═══ EXTRACTED TEXT ═══

Serial crimes of the kind witnessed in the now infamous Unnao case should prick the conscience of citizens across the country to rise and defeat such crime syndicates. This is not merely about the reprehensible actions of an elected representative of the people, nor any more about the moral compass of the ruling elite in the state of Uttar Pradesh. We need to recognise that this set of events is the chilling manifestation of a predatory state.

The recent order of the Supreme Court by which it transferred all five linked cases out of UP to Delhi, and assigned to the Central Reserve Police Force the task of providing security to the rape victim and her family is a stinging rebuke of the state and its machinery and lays bare
the kind of society we are morphing into.

The Chief Justice of India reportedly demanded to know ‘what was happening in this country?’ — one in which women and children are unsafe, where law-abiding citizens live in fear, where the decline of the state apparatus is pernicious, where those who are meant to serve as the guardians of the law — as its makers and enforcers — turn predators.

The impact of the pattern of development — Uttar Pradesh representing a classic case — on the distribution of political power in society creates incentives for a state to become ‘predatory’, and results in the near complete collapse of the Rule of Law. Typically, inefficiency combines with rent-seeking to reinforce predatory behaviour with untrammelled benefits to holding political power. The political elite begins to represent an encompassing interest; it considers the state its personal preserve, to have and to exploit and lurches towards perverse practices that signify the unwillingness to enforce or maintain the rule of law.

What we really need to understand is why, regardless of the political ideology of the governments in power, many of our public governance institutions fail in enforcing the rule of law and why several others are in perilous decline; why socio-economic relationships shaped by these institutions are resulting in exclusion; why there is a pervasive sense that not all citizens are equal; and why some states are progressive while others are predatory. Economic development and political power cannot be separated. The greater the inequality, the lesser is the democracy and the greater the predatory behaviour.

═══

• [OBJECTIVE 1] From the article on the Unnao case, write out the passage starting at "The recent order" and ending at "are morphing into.".
• [OBJECTIVE 2]
Answer these questions using the article on the Unnao case:
(a) To which city did the Supreme Court transfer the five linked cases?
(b) Who reportedly demanded to know what was happening in the country?
(c) What combines with inefficiency to reinforce predatory behavior?

═══ RECORDS ═══

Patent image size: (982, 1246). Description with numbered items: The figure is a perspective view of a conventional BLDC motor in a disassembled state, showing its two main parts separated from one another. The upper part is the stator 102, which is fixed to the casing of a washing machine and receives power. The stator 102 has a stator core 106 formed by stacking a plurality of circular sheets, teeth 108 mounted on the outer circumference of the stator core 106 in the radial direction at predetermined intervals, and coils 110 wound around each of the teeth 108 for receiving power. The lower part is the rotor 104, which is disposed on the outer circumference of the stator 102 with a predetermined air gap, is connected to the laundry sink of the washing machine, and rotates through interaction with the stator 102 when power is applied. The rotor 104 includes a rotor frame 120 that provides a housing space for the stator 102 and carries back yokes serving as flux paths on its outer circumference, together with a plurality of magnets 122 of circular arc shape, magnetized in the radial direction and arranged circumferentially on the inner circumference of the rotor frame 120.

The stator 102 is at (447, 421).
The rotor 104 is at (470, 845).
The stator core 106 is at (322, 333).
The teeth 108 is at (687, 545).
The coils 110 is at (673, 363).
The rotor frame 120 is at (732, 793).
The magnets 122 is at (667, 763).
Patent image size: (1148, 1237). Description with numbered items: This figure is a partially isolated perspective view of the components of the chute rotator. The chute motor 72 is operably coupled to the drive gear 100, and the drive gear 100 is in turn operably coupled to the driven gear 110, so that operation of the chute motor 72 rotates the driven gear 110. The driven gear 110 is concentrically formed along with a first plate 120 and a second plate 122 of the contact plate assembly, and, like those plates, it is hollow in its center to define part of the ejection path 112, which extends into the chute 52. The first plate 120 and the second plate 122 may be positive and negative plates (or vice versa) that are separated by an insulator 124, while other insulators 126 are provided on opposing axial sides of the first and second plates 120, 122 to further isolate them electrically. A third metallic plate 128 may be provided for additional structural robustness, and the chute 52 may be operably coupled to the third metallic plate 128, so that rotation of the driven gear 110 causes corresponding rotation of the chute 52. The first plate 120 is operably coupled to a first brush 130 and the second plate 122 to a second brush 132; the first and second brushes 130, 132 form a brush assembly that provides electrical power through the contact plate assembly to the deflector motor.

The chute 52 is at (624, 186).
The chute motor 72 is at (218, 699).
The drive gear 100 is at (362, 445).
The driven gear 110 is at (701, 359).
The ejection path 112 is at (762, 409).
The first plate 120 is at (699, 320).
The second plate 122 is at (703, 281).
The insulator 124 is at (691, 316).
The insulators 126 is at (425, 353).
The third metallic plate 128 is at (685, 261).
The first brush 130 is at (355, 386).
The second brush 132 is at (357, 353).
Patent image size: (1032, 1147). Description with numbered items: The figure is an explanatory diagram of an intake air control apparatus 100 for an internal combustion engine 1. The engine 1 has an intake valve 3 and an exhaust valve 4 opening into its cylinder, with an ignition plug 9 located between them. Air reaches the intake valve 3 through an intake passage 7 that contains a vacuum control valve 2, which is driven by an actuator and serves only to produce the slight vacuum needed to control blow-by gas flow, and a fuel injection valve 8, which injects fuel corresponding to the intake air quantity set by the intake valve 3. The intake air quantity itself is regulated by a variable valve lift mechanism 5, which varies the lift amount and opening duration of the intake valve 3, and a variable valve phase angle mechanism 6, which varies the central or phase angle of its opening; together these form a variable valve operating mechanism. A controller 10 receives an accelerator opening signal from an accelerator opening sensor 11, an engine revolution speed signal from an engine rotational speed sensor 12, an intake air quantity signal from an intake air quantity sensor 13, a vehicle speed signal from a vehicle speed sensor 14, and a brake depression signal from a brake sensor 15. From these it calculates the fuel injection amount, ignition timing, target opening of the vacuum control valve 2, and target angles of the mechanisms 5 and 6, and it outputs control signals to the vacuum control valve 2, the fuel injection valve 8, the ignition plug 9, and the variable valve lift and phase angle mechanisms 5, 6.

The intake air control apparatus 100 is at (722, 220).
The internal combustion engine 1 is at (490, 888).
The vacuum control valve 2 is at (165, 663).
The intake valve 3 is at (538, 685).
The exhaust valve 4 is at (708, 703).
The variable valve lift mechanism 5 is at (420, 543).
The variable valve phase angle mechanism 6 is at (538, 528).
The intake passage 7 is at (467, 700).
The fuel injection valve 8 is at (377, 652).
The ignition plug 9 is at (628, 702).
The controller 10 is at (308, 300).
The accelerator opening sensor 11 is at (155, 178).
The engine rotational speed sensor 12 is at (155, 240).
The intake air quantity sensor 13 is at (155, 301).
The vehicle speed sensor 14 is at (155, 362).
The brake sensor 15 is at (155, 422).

═══

• [WRITTEN RESPONSE 1]
The recent order of the Supreme Court by which it transferred all five linked cases out of UP to Delhi, and assigned to the Central Reserve Police Force the task of providing security to the rape victim and her family is a stinging rebuke of the state and its machinery and lays bare
the kind of society we are morphing into.

• [WRITTEN RESPONSE 2]
(a) Delhi.
(b) The Chief Justice of India.
(c) Rent-seeking.